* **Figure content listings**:
▬▬▬▬▬▬
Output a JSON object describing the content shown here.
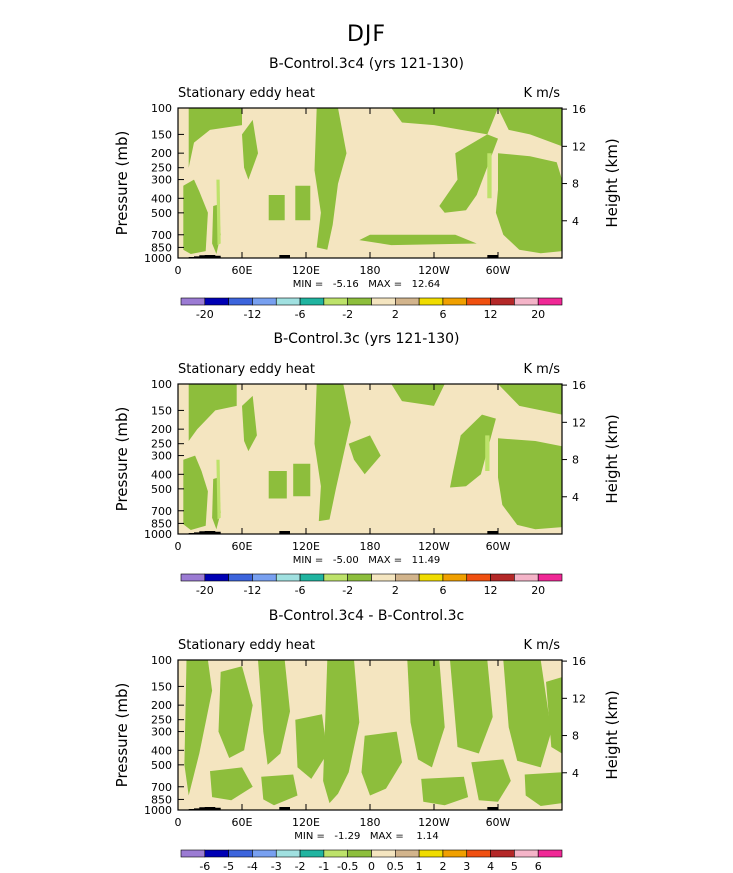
{
  "page_title": "DJF",
  "colors": {
    "ltgreen": "#bde26a",
    "green": "#8dbe3c",
    "tan": "#f4e5c0",
    "black": "#000000"
  },
  "axes": {
    "ylabel_left": "Pressure (mb)",
    "ylabel_right": "Height (km)",
    "pressure_ticks": [
      "100",
      "150",
      "200",
      "250",
      "300",
      "400",
      "500",
      "700",
      "850",
      "1000"
    ],
    "height_ticks": [
      "16",
      "12",
      "8",
      "4"
    ],
    "lon_ticks": [
      "0",
      "60E",
      "120E",
      "180",
      "120W",
      "60W"
    ]
  },
  "chart_data": [
    {
      "type": "heatmap",
      "title": "B-Control.3c4 (yrs 121-130)",
      "left_label": "Stationary eddy heat",
      "right_label": "K m/s",
      "min_max_text": "MIN =   -5.16   MAX =   12.64",
      "min": -5.16,
      "max": 12.64,
      "xlim": [
        0,
        360
      ],
      "ylim_pressure": [
        1000,
        100
      ],
      "colorbar": {
        "colors": [
          "#9b7bd3",
          "#0000b4",
          "#3c64dc",
          "#78a0f0",
          "#a0e0e0",
          "#20b4a0",
          "#bde26a",
          "#8dbe3c",
          "#f4e5c0",
          "#d2b48c",
          "#f0dc00",
          "#f0a000",
          "#f05010",
          "#b42828",
          "#f4b4c8",
          "#f02896"
        ],
        "labels": [
          "-20",
          "-12",
          "-6",
          "-2",
          "2",
          "6",
          "12",
          "20"
        ]
      }
    },
    {
      "type": "heatmap",
      "title": "B-Control.3c (yrs 121-130)",
      "left_label": "Stationary eddy heat",
      "right_label": "K m/s",
      "min_max_text": "MIN =   -5.00   MAX =   11.49",
      "min": -5.0,
      "max": 11.49,
      "xlim": [
        0,
        360
      ],
      "ylim_pressure": [
        1000,
        100
      ],
      "colorbar": {
        "colors": [
          "#9b7bd3",
          "#0000b4",
          "#3c64dc",
          "#78a0f0",
          "#a0e0e0",
          "#20b4a0",
          "#bde26a",
          "#8dbe3c",
          "#f4e5c0",
          "#d2b48c",
          "#f0dc00",
          "#f0a000",
          "#f05010",
          "#b42828",
          "#f4b4c8",
          "#f02896"
        ],
        "labels": [
          "-20",
          "-12",
          "-6",
          "-2",
          "2",
          "6",
          "12",
          "20"
        ]
      }
    },
    {
      "type": "heatmap",
      "title": "B-Control.3c4 - B-Control.3c",
      "left_label": "Stationary eddy heat",
      "right_label": "K m/s",
      "min_max_text": "MIN =   -1.29   MAX =    1.14",
      "min": -1.29,
      "max": 1.14,
      "xlim": [
        0,
        360
      ],
      "ylim_pressure": [
        1000,
        100
      ],
      "colorbar": {
        "colors": [
          "#9b7bd3",
          "#0000b4",
          "#3c64dc",
          "#78a0f0",
          "#a0e0e0",
          "#20b4a0",
          "#bde26a",
          "#8dbe3c",
          "#f4e5c0",
          "#d2b48c",
          "#f0dc00",
          "#f0a000",
          "#f05010",
          "#b42828",
          "#f4b4c8",
          "#f02896"
        ],
        "labels": [
          "-6",
          "-5",
          "-4",
          "-3",
          "-2",
          "-1",
          "-0.5",
          "0",
          "0.5",
          "1",
          "2",
          "3",
          "4",
          "5",
          "6"
        ]
      }
    }
  ]
}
▬▬▬▬▬▬
Write out the records above exactly as they stand, leaving out every picture.

Output a JSON object describing the content shown here.
{
  "page_title": "DJF",
  "colors": {
    "ltgreen": "#bde26a",
    "green": "#8dbe3c",
    "tan": "#f4e5c0",
    "black": "#000000"
  },
  "axes": {
    "ylabel_left": "Pressure (mb)",
    "ylabel_right": "Height (km)",
    "pressure_ticks": [
      "100",
      "150",
      "200",
      "250",
      "300",
      "400",
      "500",
      "700",
      "850",
      "1000"
    ],
    "height_ticks": [
      "16",
      "12",
      "8",
      "4"
    ],
    "lon_ticks": [
      "0",
      "60E",
      "120E",
      "180",
      "120W",
      "60W"
    ]
  },
  "chart_data": [
    {
      "type": "heatmap",
      "title": "B-Control.3c4 (yrs 121-130)",
      "left_label": "Stationary eddy heat",
      "right_label": "K m/s",
      "min_max_text": "MIN =   -5.16   MAX =   12.64",
      "min": -5.16,
      "max": 12.64,
      "xlim": [
        0,
        360
      ],
      "ylim_pressure": [
        1000,
        100
      ],
      "colorbar": {
        "colors": [
          "#9b7bd3",
          "#0000b4",
          "#3c64dc",
          "#78a0f0",
          "#a0e0e0",
          "#20b4a0",
          "#bde26a",
          "#8dbe3c",
          "#f4e5c0",
          "#d2b48c",
          "#f0dc00",
          "#f0a000",
          "#f05010",
          "#b42828",
          "#f4b4c8",
          "#f02896"
        ],
        "labels": [
          "-20",
          "-12",
          "-6",
          "-2",
          "2",
          "6",
          "12",
          "20"
        ]
      }
    },
    {
      "type": "heatmap",
      "title": "B-Control.3c (yrs 121-130)",
      "left_label": "Stationary eddy heat",
      "right_label": "K m/s",
      "min_max_text": "MIN =   -5.00   MAX =   11.49",
      "min": -5.0,
      "max": 11.49,
      "xlim": [
        0,
        360
      ],
      "ylim_pressure": [
        1000,
        100
      ],
      "colorbar": {
        "colors": [
          "#9b7bd3",
          "#0000b4",
          "#3c64dc",
          "#78a0f0",
          "#a0e0e0",
          "#20b4a0",
          "#bde26a",
          "#8dbe3c",
          "#f4e5c0",
          "#d2b48c",
          "#f0dc00",
          "#f0a000",
          "#f05010",
          "#b42828",
          "#f4b4c8",
          "#f02896"
        ],
        "labels": [
          "-20",
          "-12",
          "-6",
          "-2",
          "2",
          "6",
          "12",
          "20"
        ]
      }
    },
    {
      "type": "heatmap",
      "title": "B-Control.3c4 - B-Control.3c",
      "left_label": "Stationary eddy heat",
      "right_label": "K m/s",
      "min_max_text": "MIN =   -1.29   MAX =    1.14",
      "min": -1.29,
      "max": 1.14,
      "xlim": [
        0,
        360
      ],
      "ylim_pressure": [
        1000,
        100
      ],
      "colorbar": {
        "colors": [
          "#9b7bd3",
          "#0000b4",
          "#3c64dc",
          "#78a0f0",
          "#a0e0e0",
          "#20b4a0",
          "#bde26a",
          "#8dbe3c",
          "#f4e5c0",
          "#d2b48c",
          "#f0dc00",
          "#f0a000",
          "#f05010",
          "#b42828",
          "#f4b4c8",
          "#f02896"
        ],
        "labels": [
          "-6",
          "-5",
          "-4",
          "-3",
          "-2",
          "-1",
          "-0.5",
          "0",
          "0.5",
          "1",
          "2",
          "3",
          "4",
          "5",
          "6"
        ]
      }
    }
  ]
}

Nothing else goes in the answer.